START

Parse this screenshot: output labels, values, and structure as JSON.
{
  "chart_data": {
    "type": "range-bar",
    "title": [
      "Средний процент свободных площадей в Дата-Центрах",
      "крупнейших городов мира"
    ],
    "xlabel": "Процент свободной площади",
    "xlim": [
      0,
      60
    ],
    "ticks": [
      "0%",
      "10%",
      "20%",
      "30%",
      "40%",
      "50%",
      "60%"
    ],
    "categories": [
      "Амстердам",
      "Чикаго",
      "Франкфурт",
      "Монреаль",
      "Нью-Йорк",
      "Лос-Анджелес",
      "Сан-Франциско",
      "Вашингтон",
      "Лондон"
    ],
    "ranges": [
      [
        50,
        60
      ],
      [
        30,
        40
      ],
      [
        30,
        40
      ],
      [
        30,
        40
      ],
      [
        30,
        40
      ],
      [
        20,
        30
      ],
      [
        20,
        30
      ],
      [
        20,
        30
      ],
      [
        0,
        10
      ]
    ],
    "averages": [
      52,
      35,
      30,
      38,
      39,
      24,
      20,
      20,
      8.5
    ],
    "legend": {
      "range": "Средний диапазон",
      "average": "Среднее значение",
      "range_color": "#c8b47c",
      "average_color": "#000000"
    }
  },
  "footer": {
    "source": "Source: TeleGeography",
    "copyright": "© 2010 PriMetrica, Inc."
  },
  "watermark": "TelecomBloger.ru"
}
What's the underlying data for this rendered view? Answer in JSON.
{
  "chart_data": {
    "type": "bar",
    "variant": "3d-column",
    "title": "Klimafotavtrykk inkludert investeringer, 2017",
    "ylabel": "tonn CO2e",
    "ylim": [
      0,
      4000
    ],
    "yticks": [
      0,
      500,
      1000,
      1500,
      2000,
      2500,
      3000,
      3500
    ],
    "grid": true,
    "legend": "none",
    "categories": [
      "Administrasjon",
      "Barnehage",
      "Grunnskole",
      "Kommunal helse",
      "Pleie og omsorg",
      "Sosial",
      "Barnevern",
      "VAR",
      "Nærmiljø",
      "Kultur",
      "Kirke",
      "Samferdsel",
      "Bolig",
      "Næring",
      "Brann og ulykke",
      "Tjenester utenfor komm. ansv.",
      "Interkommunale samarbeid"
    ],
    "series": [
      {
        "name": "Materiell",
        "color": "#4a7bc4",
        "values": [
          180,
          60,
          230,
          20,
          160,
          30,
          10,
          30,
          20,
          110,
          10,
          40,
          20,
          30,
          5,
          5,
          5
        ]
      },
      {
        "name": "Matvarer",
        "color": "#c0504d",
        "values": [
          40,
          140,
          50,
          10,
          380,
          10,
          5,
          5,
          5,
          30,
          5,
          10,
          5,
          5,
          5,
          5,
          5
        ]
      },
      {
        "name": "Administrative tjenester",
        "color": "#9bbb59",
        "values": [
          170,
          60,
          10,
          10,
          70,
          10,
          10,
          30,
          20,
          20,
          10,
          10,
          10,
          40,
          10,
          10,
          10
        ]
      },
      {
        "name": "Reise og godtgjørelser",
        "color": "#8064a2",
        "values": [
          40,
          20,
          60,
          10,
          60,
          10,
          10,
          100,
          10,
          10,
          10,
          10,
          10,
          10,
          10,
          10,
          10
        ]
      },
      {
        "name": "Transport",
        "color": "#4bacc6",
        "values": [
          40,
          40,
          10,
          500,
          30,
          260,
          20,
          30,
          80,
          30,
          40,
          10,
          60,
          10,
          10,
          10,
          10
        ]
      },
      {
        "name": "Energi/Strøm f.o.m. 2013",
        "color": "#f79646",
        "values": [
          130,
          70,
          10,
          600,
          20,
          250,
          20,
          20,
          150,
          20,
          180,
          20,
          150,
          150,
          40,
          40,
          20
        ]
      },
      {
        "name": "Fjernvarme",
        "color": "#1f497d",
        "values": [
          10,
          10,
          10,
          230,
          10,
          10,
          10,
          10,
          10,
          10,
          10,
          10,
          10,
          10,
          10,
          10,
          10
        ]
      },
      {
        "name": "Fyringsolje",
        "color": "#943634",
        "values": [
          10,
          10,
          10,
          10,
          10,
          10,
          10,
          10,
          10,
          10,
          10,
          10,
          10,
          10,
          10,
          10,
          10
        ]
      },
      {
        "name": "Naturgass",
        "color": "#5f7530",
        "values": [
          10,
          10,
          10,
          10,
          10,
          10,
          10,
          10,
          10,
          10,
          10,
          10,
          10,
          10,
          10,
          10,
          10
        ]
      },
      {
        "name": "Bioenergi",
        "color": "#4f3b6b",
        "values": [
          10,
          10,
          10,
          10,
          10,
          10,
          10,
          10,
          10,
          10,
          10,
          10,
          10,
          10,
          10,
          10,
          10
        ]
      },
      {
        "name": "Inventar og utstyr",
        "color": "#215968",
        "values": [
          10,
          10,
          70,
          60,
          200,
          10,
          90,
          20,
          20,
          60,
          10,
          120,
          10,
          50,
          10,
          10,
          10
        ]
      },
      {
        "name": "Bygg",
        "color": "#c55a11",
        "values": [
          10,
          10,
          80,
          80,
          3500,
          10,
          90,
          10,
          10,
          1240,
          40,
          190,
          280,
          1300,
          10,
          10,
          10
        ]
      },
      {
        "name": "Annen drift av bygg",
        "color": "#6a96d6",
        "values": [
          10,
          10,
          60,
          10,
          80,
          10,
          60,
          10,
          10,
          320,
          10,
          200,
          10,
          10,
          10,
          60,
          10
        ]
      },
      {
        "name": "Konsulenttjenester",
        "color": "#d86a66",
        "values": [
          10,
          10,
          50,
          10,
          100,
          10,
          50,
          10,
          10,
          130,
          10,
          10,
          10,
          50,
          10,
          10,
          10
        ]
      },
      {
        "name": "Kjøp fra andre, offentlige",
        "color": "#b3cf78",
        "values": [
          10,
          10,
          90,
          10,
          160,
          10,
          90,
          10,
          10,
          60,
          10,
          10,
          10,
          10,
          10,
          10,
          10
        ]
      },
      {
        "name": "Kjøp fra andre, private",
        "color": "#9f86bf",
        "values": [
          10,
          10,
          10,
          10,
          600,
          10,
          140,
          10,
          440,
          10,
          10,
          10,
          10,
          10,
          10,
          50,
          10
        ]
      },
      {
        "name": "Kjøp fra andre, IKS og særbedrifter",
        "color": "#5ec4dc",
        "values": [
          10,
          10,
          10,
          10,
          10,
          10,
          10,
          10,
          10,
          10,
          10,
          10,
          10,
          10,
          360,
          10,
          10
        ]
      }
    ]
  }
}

END

*What is expected*
Say how many lines have the string "Средний" in them, offering no words beyond the number.

*Worked answer*
2